• [Short exercise] Search the listing for the string "Audio" and copy every line that contains it.

• [Data supplied]
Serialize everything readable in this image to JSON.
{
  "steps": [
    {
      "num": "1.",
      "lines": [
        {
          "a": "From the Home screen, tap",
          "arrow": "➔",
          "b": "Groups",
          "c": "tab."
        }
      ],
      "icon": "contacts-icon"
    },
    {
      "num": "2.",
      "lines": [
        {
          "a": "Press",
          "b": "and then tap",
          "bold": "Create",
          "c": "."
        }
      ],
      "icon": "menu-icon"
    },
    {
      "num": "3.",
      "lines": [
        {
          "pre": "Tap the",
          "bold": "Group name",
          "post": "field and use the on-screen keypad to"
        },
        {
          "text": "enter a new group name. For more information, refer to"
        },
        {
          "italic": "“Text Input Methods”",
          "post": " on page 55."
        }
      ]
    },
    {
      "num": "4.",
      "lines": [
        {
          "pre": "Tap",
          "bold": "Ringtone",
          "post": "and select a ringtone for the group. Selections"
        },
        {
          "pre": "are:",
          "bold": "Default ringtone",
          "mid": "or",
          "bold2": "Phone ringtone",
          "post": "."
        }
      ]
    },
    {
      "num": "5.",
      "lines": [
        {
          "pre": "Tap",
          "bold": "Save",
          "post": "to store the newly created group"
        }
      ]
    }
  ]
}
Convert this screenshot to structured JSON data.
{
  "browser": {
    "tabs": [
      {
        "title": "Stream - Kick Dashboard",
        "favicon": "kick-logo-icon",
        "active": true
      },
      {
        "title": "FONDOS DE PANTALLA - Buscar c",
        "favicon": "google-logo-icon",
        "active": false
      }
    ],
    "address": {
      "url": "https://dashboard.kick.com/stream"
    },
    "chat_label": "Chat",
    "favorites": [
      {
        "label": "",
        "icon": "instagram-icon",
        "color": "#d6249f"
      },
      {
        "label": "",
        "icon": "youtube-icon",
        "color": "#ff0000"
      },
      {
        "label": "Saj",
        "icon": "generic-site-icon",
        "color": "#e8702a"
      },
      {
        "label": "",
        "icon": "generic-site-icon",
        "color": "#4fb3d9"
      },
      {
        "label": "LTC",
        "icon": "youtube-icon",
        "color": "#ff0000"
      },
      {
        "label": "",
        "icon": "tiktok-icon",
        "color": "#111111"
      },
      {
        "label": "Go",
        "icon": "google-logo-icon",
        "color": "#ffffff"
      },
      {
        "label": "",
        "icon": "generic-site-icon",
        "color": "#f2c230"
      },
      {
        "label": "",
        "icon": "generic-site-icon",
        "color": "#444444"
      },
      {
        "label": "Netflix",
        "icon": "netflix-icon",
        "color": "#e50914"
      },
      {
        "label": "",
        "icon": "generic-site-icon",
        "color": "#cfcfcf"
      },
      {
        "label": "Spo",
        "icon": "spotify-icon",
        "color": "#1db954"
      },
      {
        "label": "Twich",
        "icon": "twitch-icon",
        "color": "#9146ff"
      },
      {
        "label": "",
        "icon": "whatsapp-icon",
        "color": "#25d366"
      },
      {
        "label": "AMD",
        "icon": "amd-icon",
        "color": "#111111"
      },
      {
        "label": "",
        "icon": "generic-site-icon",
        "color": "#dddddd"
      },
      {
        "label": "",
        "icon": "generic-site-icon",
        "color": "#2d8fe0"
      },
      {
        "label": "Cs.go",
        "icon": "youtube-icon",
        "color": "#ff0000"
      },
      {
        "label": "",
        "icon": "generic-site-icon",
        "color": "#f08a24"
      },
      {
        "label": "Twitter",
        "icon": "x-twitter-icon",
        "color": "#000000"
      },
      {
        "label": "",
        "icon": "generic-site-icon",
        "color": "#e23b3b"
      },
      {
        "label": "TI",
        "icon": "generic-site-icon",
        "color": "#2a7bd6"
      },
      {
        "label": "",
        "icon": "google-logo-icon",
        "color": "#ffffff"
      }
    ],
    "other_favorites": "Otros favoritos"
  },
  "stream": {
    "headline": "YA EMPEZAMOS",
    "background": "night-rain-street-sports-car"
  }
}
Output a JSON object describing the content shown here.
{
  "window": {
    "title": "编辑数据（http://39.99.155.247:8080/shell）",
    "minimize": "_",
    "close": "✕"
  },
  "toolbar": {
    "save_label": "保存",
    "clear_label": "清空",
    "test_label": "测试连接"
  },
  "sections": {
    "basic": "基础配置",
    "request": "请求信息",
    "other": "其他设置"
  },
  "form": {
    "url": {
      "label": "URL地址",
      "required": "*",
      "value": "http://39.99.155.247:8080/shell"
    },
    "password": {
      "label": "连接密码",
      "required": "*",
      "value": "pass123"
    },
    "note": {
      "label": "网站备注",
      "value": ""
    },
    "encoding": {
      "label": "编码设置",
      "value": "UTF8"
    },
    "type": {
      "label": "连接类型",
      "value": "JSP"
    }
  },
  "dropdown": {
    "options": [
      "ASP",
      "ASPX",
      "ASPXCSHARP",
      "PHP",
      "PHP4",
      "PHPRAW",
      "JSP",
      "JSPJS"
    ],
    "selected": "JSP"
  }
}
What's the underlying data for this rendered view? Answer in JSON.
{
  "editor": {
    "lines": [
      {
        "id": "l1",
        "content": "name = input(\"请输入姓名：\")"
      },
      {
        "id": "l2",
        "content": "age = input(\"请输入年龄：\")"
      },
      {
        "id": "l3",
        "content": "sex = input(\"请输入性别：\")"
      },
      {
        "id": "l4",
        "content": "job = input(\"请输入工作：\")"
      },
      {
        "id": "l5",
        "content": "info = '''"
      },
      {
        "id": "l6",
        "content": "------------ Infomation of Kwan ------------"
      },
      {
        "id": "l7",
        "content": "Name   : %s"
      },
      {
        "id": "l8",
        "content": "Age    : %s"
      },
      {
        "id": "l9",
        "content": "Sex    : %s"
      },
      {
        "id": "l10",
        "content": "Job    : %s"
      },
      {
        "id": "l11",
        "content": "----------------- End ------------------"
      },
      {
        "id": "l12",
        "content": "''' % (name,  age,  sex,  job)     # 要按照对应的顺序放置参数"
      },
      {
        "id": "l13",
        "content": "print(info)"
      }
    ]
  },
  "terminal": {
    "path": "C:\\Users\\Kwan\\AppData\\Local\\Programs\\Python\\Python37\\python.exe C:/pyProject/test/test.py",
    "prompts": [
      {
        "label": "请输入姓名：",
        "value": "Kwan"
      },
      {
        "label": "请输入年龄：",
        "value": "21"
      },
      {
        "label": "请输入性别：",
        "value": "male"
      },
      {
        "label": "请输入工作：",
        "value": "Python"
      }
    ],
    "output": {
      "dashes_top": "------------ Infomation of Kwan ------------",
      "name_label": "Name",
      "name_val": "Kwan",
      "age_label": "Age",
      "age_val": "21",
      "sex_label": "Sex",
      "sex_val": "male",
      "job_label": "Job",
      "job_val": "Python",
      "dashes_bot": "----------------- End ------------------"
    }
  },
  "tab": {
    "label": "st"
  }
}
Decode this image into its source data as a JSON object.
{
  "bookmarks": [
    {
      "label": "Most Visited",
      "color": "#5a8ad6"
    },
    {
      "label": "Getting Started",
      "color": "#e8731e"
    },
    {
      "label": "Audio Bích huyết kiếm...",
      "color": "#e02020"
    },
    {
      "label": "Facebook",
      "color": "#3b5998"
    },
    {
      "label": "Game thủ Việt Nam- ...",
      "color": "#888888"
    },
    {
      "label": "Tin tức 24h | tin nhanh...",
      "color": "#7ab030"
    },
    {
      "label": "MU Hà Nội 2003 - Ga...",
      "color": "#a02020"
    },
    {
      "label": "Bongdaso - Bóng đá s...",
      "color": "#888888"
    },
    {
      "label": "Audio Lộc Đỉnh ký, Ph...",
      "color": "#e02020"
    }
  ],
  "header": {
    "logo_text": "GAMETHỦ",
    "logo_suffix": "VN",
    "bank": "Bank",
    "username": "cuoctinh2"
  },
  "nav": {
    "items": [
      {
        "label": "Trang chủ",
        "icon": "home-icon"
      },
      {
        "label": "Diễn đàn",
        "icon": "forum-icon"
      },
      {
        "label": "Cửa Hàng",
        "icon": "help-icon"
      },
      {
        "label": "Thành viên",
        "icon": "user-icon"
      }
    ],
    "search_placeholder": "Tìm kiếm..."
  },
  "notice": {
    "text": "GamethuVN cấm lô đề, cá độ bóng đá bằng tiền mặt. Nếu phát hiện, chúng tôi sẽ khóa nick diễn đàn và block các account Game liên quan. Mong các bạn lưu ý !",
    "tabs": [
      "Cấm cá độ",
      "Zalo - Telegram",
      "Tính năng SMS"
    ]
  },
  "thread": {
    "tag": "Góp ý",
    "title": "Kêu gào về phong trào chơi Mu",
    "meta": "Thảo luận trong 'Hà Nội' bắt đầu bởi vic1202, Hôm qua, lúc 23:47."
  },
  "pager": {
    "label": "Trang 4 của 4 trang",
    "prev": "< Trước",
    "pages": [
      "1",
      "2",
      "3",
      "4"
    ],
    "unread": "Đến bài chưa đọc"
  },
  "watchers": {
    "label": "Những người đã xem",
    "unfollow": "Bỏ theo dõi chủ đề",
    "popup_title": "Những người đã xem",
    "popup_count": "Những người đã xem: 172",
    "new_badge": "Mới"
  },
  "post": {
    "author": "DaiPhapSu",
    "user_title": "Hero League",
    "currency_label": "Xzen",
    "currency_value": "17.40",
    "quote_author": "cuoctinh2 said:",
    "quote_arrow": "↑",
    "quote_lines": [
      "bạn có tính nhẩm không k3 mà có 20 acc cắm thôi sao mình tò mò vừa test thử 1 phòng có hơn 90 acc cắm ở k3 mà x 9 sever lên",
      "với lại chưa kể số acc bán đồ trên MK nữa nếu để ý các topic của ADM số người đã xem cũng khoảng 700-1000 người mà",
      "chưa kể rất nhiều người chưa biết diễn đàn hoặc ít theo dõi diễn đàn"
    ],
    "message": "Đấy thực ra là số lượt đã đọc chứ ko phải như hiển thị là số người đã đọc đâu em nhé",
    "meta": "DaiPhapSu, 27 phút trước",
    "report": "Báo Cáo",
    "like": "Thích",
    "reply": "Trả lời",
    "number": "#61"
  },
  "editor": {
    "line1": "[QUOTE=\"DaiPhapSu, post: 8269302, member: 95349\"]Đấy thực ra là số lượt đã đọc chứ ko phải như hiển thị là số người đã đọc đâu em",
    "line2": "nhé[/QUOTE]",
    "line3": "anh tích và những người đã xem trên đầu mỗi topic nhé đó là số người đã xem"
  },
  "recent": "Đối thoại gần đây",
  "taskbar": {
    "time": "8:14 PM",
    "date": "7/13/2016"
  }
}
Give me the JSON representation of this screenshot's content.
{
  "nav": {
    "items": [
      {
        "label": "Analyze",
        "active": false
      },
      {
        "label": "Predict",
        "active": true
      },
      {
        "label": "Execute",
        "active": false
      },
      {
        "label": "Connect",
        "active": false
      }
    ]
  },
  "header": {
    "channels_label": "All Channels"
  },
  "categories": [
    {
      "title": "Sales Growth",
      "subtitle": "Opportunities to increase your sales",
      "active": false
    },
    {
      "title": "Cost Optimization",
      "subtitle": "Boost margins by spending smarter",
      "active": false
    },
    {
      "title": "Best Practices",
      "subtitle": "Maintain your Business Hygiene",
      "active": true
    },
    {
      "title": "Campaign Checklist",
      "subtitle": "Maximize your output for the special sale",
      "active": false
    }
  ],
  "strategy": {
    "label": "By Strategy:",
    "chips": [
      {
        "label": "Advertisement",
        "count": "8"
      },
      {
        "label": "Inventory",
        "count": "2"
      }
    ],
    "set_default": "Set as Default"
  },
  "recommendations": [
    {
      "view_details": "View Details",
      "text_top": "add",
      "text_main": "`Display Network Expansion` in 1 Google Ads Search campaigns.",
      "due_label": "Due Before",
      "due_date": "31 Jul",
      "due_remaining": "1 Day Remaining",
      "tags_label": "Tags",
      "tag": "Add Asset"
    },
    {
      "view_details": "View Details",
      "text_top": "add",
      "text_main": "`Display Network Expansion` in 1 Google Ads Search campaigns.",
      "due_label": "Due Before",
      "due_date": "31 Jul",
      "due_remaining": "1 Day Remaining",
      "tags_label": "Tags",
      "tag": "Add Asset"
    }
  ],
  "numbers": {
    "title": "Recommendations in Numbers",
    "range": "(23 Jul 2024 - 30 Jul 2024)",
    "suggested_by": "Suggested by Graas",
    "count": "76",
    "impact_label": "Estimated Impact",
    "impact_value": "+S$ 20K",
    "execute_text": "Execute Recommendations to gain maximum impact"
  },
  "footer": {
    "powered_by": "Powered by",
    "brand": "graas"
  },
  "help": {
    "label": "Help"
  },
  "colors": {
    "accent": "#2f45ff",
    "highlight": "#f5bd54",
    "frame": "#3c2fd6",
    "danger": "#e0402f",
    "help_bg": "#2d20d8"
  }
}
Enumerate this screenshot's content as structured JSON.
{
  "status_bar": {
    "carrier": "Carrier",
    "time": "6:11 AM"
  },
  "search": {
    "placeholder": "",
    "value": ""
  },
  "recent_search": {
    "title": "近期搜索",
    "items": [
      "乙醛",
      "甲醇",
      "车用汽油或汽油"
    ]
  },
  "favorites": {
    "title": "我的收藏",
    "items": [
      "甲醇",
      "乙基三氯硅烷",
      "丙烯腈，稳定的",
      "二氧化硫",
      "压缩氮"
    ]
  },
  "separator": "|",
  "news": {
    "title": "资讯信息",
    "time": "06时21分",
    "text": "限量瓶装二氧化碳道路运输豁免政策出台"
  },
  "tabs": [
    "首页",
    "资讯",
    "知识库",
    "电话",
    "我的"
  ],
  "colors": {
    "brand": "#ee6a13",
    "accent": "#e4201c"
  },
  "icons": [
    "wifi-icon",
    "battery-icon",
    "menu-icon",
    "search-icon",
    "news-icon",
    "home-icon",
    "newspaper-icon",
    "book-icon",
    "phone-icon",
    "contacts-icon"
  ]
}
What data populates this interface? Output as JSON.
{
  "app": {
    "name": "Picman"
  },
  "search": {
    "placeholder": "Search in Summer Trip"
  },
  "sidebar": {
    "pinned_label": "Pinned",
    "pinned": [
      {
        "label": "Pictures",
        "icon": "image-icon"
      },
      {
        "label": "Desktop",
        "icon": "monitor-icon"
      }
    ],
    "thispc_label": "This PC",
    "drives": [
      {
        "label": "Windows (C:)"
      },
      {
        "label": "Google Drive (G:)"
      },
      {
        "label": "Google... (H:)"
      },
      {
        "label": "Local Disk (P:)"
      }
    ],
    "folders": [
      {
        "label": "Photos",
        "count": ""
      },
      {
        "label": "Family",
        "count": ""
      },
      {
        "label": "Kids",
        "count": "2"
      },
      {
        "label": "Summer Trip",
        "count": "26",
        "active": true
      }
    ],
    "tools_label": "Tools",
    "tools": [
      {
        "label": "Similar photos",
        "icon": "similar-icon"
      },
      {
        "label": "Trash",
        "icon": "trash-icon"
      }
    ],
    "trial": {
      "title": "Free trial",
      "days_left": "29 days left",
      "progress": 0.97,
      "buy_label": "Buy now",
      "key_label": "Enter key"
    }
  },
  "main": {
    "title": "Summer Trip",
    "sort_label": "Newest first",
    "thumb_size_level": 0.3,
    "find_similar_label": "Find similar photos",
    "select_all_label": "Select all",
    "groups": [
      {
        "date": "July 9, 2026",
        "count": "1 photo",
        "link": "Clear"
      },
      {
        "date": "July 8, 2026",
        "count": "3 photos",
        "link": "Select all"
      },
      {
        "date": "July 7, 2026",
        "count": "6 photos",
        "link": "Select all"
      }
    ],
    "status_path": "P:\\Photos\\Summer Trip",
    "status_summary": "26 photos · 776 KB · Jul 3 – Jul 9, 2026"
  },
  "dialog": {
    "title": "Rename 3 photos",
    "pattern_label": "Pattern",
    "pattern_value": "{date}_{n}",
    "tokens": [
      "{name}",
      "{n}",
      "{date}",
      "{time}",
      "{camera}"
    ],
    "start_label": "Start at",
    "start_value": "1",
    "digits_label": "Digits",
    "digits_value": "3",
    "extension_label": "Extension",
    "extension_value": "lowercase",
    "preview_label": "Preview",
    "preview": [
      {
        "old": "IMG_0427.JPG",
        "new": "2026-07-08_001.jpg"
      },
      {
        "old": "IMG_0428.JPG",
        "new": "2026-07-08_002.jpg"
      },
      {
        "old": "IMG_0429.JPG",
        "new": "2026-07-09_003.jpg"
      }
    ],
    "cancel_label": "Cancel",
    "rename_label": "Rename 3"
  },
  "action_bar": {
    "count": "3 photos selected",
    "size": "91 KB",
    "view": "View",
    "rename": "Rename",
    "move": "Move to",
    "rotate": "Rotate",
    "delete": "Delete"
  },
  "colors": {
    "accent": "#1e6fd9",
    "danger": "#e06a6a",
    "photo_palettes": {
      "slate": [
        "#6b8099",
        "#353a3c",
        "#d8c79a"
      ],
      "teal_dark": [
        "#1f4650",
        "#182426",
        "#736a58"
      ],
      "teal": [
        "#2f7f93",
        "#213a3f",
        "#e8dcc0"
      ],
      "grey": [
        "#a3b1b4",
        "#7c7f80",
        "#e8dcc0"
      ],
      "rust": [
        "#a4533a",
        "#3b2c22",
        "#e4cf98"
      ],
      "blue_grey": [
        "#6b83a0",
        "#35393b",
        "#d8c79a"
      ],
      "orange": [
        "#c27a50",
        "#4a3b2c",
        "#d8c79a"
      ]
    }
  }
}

• [Result for this exercise]
      "label": "Audio Bích huyết kiếm...",
      "label": "Audio Lộc Đỉnh ký, Ph...",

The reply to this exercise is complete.